──────── Dataset content ────────

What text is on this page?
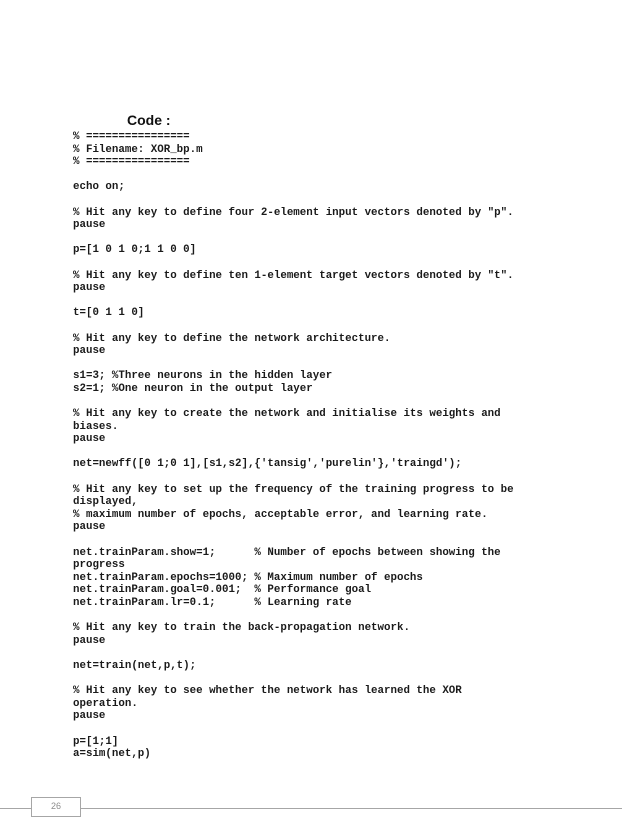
Code :
% ================
% Filename: XOR_bp.m
% ================
echo on;
% Hit any key to define four 2-element input vectors denoted by "p".
pause
p=[1 0 1 0;1 1 0 0]
% Hit any key to define ten 1-element target vectors denoted by "t".
pause
t=[0 1 1 0]
% Hit any key to define the network architecture.
pause
s1=3; %Three neurons in the hidden layer
s2=1; %One neuron in the output layer
% Hit any key to create the network and initialise its weights and
biases.
pause
net=newff([0 1;0 1],[s1,s2],{'tansig','purelin'},'traingd');
% Hit any key to set up the frequency of the training progress to be
displayed,
% maximum number of epochs, acceptable error, and learning rate.
pause
net.trainParam.show=1;      % Number of epochs between showing the
progress
net.trainParam.epochs=1000; % Maximum number of epochs
net.trainParam.goal=0.001;  % Performance goal
net.trainParam.lr=0.1;      % Learning rate
% Hit any key to train the back-propagation network.
pause
net=train(net,p,t);
% Hit any key to see whether the network has learned the XOR
operation.
pause
p=[1;1]
a=sim(net,p)
26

────────

Objective
Output, exactly, all the records above; include no pictures.

Task result
What text is on this page?
Code :
% ================
% Filename: XOR_bp.m
% ================
echo on;
% Hit any key to define four 2-element input vectors denoted by "p".
pause
p=[1 0 1 0;1 1 0 0]
% Hit any key to define ten 1-element target vectors denoted by "t".
pause
t=[0 1 1 0]
% Hit any key to define the network architecture.
pause
s1=3; %Three neurons in the hidden layer
s2=1; %One neuron in the output layer
% Hit any key to create the network and initialise its weights and
biases.
pause
net=newff([0 1;0 1],[s1,s2],{'tansig','purelin'},'traingd');
% Hit any key to set up the frequency of the training progress to be
displayed,
% maximum number of epochs, acceptable error, and learning rate.
pause
net.trainParam.show=1;      % Number of epochs between showing the
progress
net.trainParam.epochs=1000; % Maximum number of epochs
net.trainParam.goal=0.001;  % Performance goal
net.trainParam.lr=0.1;      % Learning rate
% Hit any key to train the back-propagation network.
pause
net=train(net,p,t);
% Hit any key to see whether the network has learned the XOR
operation.
pause
p=[1;1]
a=sim(net,p)
26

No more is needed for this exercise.